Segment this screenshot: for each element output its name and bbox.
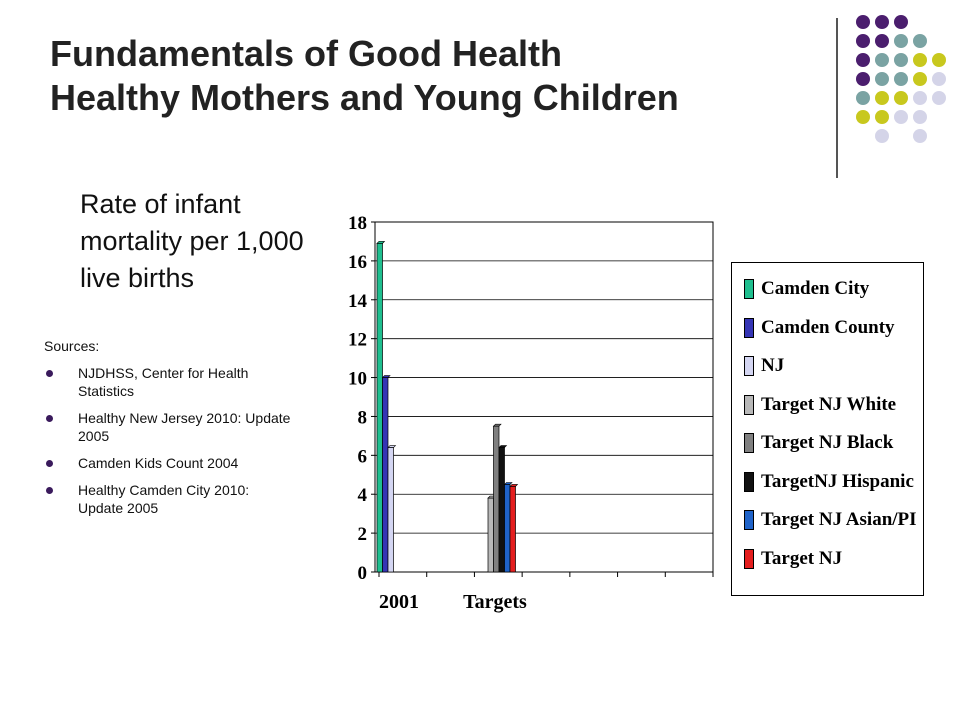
legend-label: Camden County (761, 316, 895, 338)
y-tick-label: 18 (348, 213, 367, 234)
y-tick-label: 12 (348, 330, 367, 351)
source-item: NJDHSS, Center for Health Statistics (44, 364, 294, 400)
legend-label: Camden City (761, 278, 870, 299)
y-tick-label: 8 (358, 407, 368, 428)
legend-item: TargetNJ Hispanic (744, 470, 914, 494)
decorative-dot (894, 110, 908, 124)
legend-swatch (744, 548, 754, 569)
bar (509, 486, 516, 573)
legend-item: Camden County (744, 316, 895, 340)
decorative-dot (856, 110, 870, 124)
decorative-dot (856, 15, 870, 29)
bar (498, 447, 505, 573)
legend-label: Target NJ White (761, 393, 897, 415)
decorative-dot (875, 91, 889, 105)
decorative-dot (894, 72, 908, 86)
decorative-dot (856, 72, 870, 86)
decorative-dot (875, 110, 889, 124)
sources-heading: Sources: (44, 338, 100, 354)
plot-area (374, 221, 714, 573)
decorative-dot (913, 110, 927, 124)
decorative-dot (894, 34, 908, 48)
decorative-dot (856, 34, 870, 48)
decorative-dot (913, 34, 927, 48)
legend-label: TargetNJ Hispanic (761, 470, 914, 492)
title-line-1: Fundamentals of Good Health (50, 33, 563, 74)
slide-title: Fundamentals of Good Health Healthy Moth… (50, 32, 679, 120)
bar (387, 447, 394, 573)
source-item: Healthy New Jersey 2010: Update 2005 (44, 409, 294, 445)
bar (376, 243, 383, 573)
decorative-dot (913, 129, 927, 143)
decorative-dot (875, 72, 889, 86)
decorative-dot (932, 91, 946, 105)
legend-item: Target NJ (744, 547, 842, 571)
decorative-dot (856, 53, 870, 67)
legend-label: Target NJ Asian/PI (761, 509, 917, 530)
decorative-dot (894, 53, 908, 67)
decorative-dot (875, 34, 889, 48)
y-tick-label: 10 (348, 369, 367, 390)
y-tick-label: 14 (348, 291, 368, 312)
decorative-dot (875, 53, 889, 67)
decorative-dot (932, 53, 946, 67)
legend-swatch (744, 394, 754, 415)
legend-item: Target NJ Black (744, 431, 893, 455)
decorative-dot (875, 15, 889, 29)
legend-label: Target NJ (761, 547, 843, 569)
decorative-dot (856, 91, 870, 105)
x-category-label: Targets (463, 591, 527, 613)
chart-legend: Camden City Camden County NJ Target NJ Whit… (731, 262, 924, 596)
legend-swatch (744, 433, 754, 453)
legend-swatch (744, 471, 754, 492)
legend-label: Target NJ Black (761, 432, 894, 453)
title-line-2: Healthy Mothers and Young Children (50, 77, 679, 118)
legend-item: NJ (744, 354, 784, 378)
y-tick-label: 6 (358, 446, 368, 467)
bar (493, 425, 500, 573)
legend-item: Target NJ Asian/PI (744, 508, 917, 532)
decorative-dot (913, 53, 927, 67)
bar (487, 497, 494, 573)
legend-item: Camden City (744, 277, 869, 301)
y-tick-label: 2 (358, 524, 368, 545)
source-item: Camden Kids Count 2004 (44, 454, 294, 472)
decorative-dot (894, 91, 908, 105)
decorative-dot (932, 72, 946, 86)
x-category-label: 2001 (379, 591, 419, 613)
y-tick-label: 0 (358, 563, 368, 584)
decorative-dot (894, 15, 908, 29)
legend-swatch (744, 356, 754, 376)
divider-line (836, 18, 838, 178)
sources-panel: Sources: NJDHSS, Center for Health Stati… (44, 338, 294, 526)
legend-swatch (744, 279, 754, 299)
bar (504, 484, 511, 573)
decorative-dot (875, 129, 889, 143)
decorative-dot (913, 91, 927, 105)
decorative-dot (913, 72, 927, 86)
y-tick-label: 4 (358, 485, 368, 506)
y-tick-label: 16 (348, 252, 367, 273)
bar (382, 377, 389, 573)
bar-chart: 0 2 4 6 8 10 12 14 16 18 2001 Targets (348, 213, 714, 613)
legend-item: Target NJ White (744, 393, 896, 417)
source-item: Healthy Camden City 2010: Update 2005 (44, 481, 294, 517)
legend-swatch (744, 510, 754, 530)
legend-swatch (744, 317, 754, 338)
legend-label: NJ (761, 355, 785, 376)
chart-subtitle: Rate of infant mortality per 1,000 live … (80, 189, 304, 293)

# # #

** WORK TO BE COMPLETED **
Write out every line of the records above word for word, leaving out the pictures.

** IN RESPONSE **
Segment this screenshot: for each element output its name and bbox.
legend-label: Camden County (761, 316, 895, 338)
y-tick-label: 18 (348, 213, 367, 234)
y-tick-label: 12 (348, 330, 367, 351)
source-item: NJDHSS, Center for Health Statistics (44, 364, 294, 400)
legend-label: Camden City (761, 278, 870, 299)
y-tick-label: 8 (358, 407, 368, 428)
legend-item: TargetNJ Hispanic (744, 470, 914, 494)
decorative-dot (894, 110, 908, 124)
legend-swatch (744, 548, 754, 569)
bar (509, 486, 516, 573)
legend-item: Camden County (744, 316, 895, 340)
decorative-dot (856, 110, 870, 124)
decorative-dot (856, 15, 870, 29)
bar (498, 447, 505, 573)
legend-label: Target NJ White (761, 393, 897, 415)
decorative-dot (875, 91, 889, 105)
decorative-dot (894, 72, 908, 86)
decorative-dot (856, 72, 870, 86)
decorative-dot (875, 110, 889, 124)
sources-heading: Sources: (44, 338, 100, 354)
plot-area (374, 221, 714, 573)
decorative-dot (913, 110, 927, 124)
decorative-dot (894, 34, 908, 48)
decorative-dot (856, 34, 870, 48)
decorative-dot (913, 34, 927, 48)
legend-label: TargetNJ Hispanic (761, 470, 914, 492)
title-line-1: Fundamentals of Good Health (50, 33, 563, 74)
slide-title: Fundamentals of Good Health Healthy Moth… (50, 32, 679, 120)
bar (387, 447, 394, 573)
source-item: Healthy New Jersey 2010: Update 2005 (44, 409, 294, 445)
bar (376, 243, 383, 573)
decorative-dot (913, 129, 927, 143)
decorative-dot (875, 72, 889, 86)
decorative-dot (932, 91, 946, 105)
legend-item: Target NJ (744, 547, 842, 571)
decorative-dot (856, 53, 870, 67)
legend-label: Target NJ Asian/PI (761, 509, 917, 530)
decorative-dot (894, 53, 908, 67)
decorative-dot (875, 34, 889, 48)
y-tick-label: 10 (348, 369, 367, 390)
y-tick-label: 14 (348, 291, 368, 312)
decorative-dot (875, 53, 889, 67)
decorative-dot (932, 53, 946, 67)
legend-swatch (744, 394, 754, 415)
legend-item: Target NJ Black (744, 431, 893, 455)
decorative-dot (875, 15, 889, 29)
legend-label: Target NJ (761, 547, 843, 569)
decorative-dot (856, 91, 870, 105)
x-category-label: Targets (463, 591, 527, 613)
chart-legend: Camden City Camden County NJ Target NJ Whit… (731, 262, 924, 596)
legend-swatch (744, 433, 754, 453)
legend-swatch (744, 471, 754, 492)
legend-label: Target NJ Black (761, 432, 894, 453)
title-line-2: Healthy Mothers and Young Children (50, 77, 679, 118)
legend-item: NJ (744, 354, 784, 378)
y-tick-label: 6 (358, 446, 368, 467)
bar (493, 425, 500, 573)
legend-item: Target NJ Asian/PI (744, 508, 917, 532)
decorative-dot (913, 53, 927, 67)
bar (487, 497, 494, 573)
legend-item: Camden City (744, 277, 869, 301)
y-tick-label: 2 (358, 524, 368, 545)
source-item: Camden Kids Count 2004 (44, 454, 294, 472)
decorative-dot (894, 91, 908, 105)
decorative-dot (932, 72, 946, 86)
x-category-label: 2001 (379, 591, 419, 613)
y-tick-label: 0 (358, 563, 368, 584)
decorative-dot (894, 15, 908, 29)
legend-swatch (744, 356, 754, 376)
divider-line (836, 18, 838, 178)
sources-panel: Sources: NJDHSS, Center for Health Stati… (44, 338, 294, 526)
legend-swatch (744, 279, 754, 299)
bar (504, 484, 511, 573)
decorative-dot (875, 129, 889, 143)
decorative-dot (913, 91, 927, 105)
decorative-dot (913, 72, 927, 86)
y-tick-label: 4 (358, 485, 368, 506)
y-tick-label: 16 (348, 252, 367, 273)
bar (382, 377, 389, 573)
bar-chart: 0 2 4 6 8 10 12 14 16 18 2001 Targets (348, 213, 714, 613)
legend-item: Target NJ White (744, 393, 896, 417)
source-item: Healthy Camden City 2010: Update 2005 (44, 481, 294, 517)
legend-swatch (744, 510, 754, 530)
legend-swatch (744, 317, 754, 338)
legend-label: NJ (761, 355, 785, 376)
chart-subtitle: Rate of infant mortality per 1,000 live … (80, 189, 304, 293)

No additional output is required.